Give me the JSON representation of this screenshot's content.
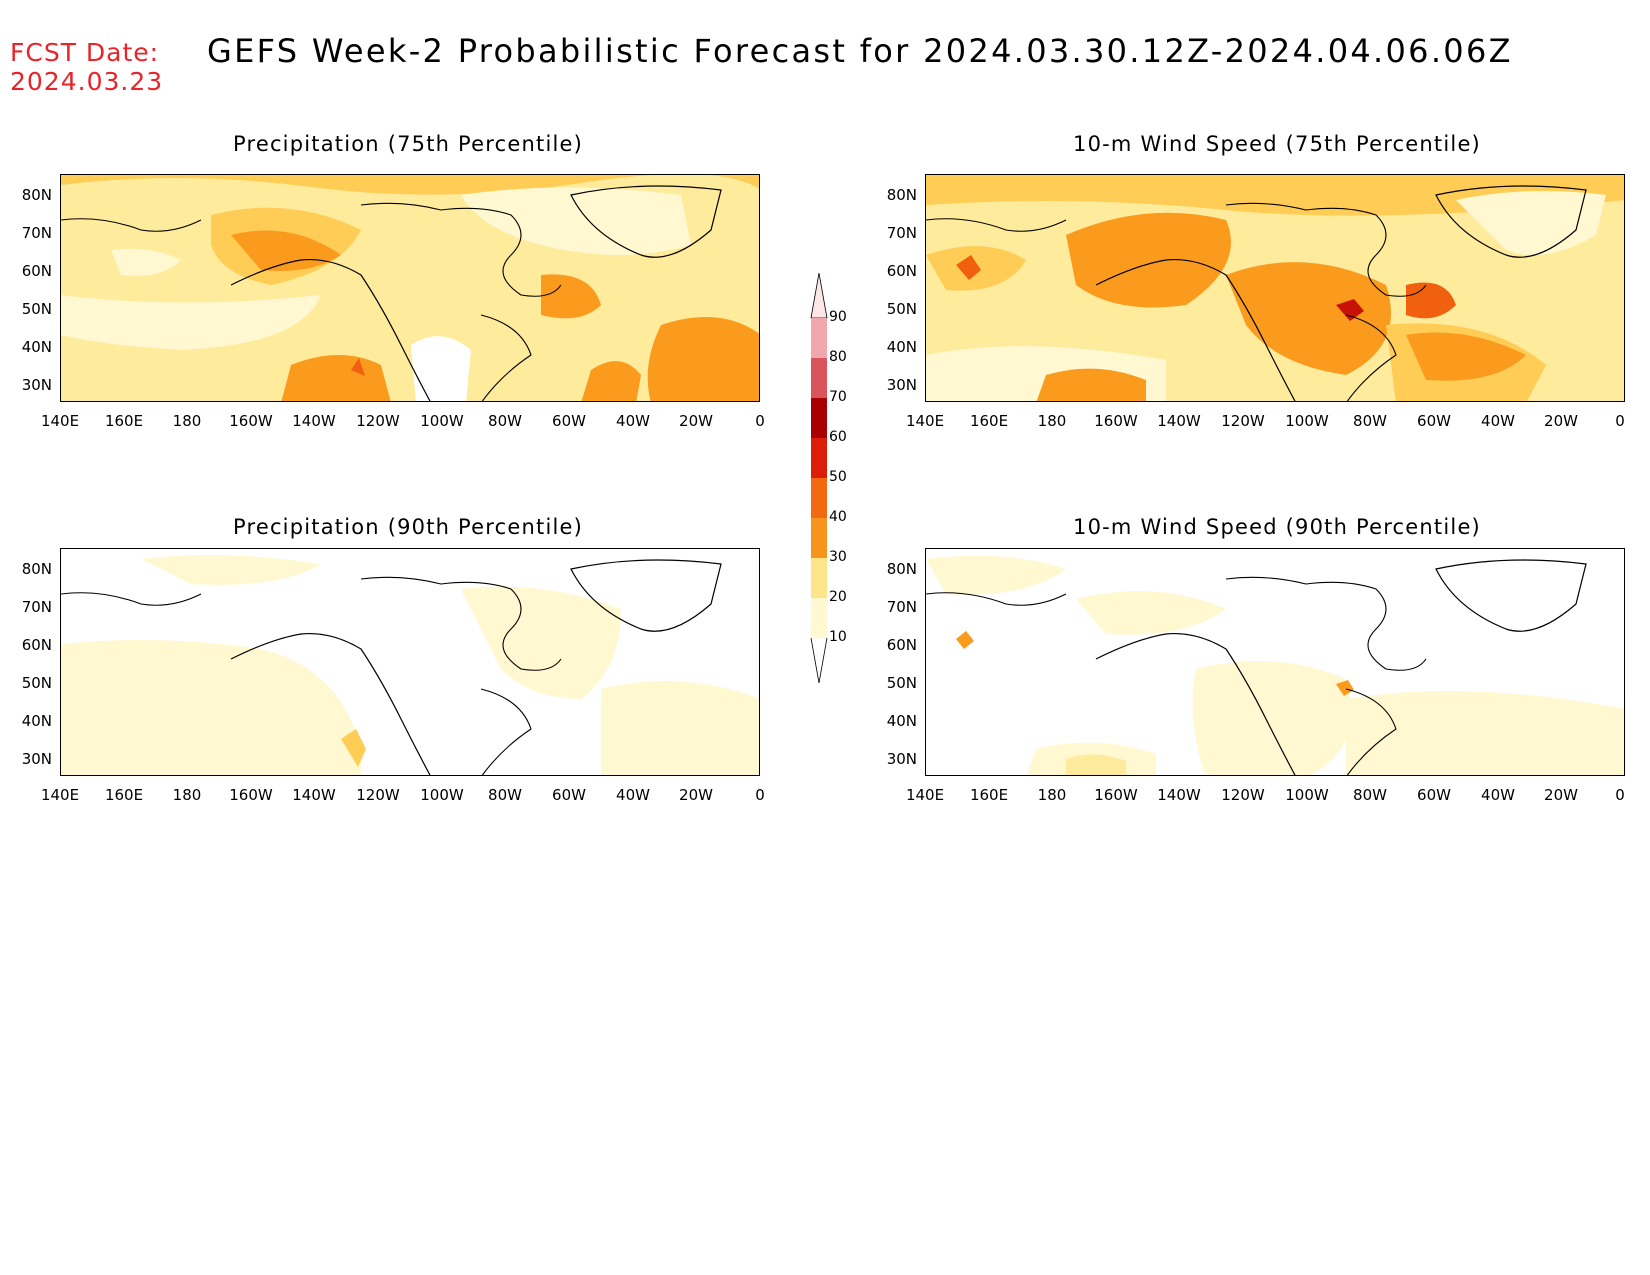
{
  "header": {
    "fcst_label": "FCST Date:",
    "fcst_date": "2024.03.23",
    "title": "GEFS Week-2 Probabilistic Forecast for 2024.03.30.12Z-2024.04.06.06Z"
  },
  "axes": {
    "lat_labels": [
      "80N",
      "70N",
      "60N",
      "50N",
      "40N",
      "30N"
    ],
    "lon_labels": [
      "140E",
      "160E",
      "180",
      "160W",
      "140W",
      "120W",
      "100W",
      "80W",
      "60W",
      "40W",
      "20W",
      "0"
    ]
  },
  "panels": [
    {
      "title": "Precipitation (75th Percentile)"
    },
    {
      "title": "10-m Wind Speed (75th Percentile)"
    },
    {
      "title": "Precipitation (90th Percentile)"
    },
    {
      "title": "10-m Wind Speed (90th Percentile)"
    }
  ],
  "colorbar": {
    "levels": [
      "10",
      "20",
      "30",
      "40",
      "50",
      "60",
      "70",
      "80",
      "90"
    ],
    "colors": [
      "#fff8d0",
      "#fde68a",
      "#fbbf3a",
      "#f7941d",
      "#f26a10",
      "#dc1d0a",
      "#a80000",
      "#d9545c",
      "#f2a6ae",
      "#fde6e8"
    ]
  },
  "palette": {
    "p10": "#fff8d0",
    "p20": "#ffeb9c",
    "p30": "#ffcc55",
    "p40": "#fb9b1e",
    "p50": "#f0600e",
    "p60": "#c81205",
    "header_red": "#e8232a"
  }
}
-------------------------
** WRITTEN EXERCISE **
Leave images out of the retyped records; keep all else exact.

** COMPLETED TASK **
Give me the JSON representation of this screenshot's content.
{
  "header": {
    "fcst_label": "FCST Date:",
    "fcst_date": "2024.03.23",
    "title": "GEFS Week-2 Probabilistic Forecast for 2024.03.30.12Z-2024.04.06.06Z"
  },
  "axes": {
    "lat_labels": [
      "80N",
      "70N",
      "60N",
      "50N",
      "40N",
      "30N"
    ],
    "lon_labels": [
      "140E",
      "160E",
      "180",
      "160W",
      "140W",
      "120W",
      "100W",
      "80W",
      "60W",
      "40W",
      "20W",
      "0"
    ]
  },
  "panels": [
    {
      "title": "Precipitation (75th Percentile)"
    },
    {
      "title": "10-m Wind Speed (75th Percentile)"
    },
    {
      "title": "Precipitation (90th Percentile)"
    },
    {
      "title": "10-m Wind Speed (90th Percentile)"
    }
  ],
  "colorbar": {
    "levels": [
      "10",
      "20",
      "30",
      "40",
      "50",
      "60",
      "70",
      "80",
      "90"
    ],
    "colors": [
      "#fff8d0",
      "#fde68a",
      "#fbbf3a",
      "#f7941d",
      "#f26a10",
      "#dc1d0a",
      "#a80000",
      "#d9545c",
      "#f2a6ae",
      "#fde6e8"
    ]
  },
  "palette": {
    "p10": "#fff8d0",
    "p20": "#ffeb9c",
    "p30": "#ffcc55",
    "p40": "#fb9b1e",
    "p50": "#f0600e",
    "p60": "#c81205",
    "header_red": "#e8232a"
  }
}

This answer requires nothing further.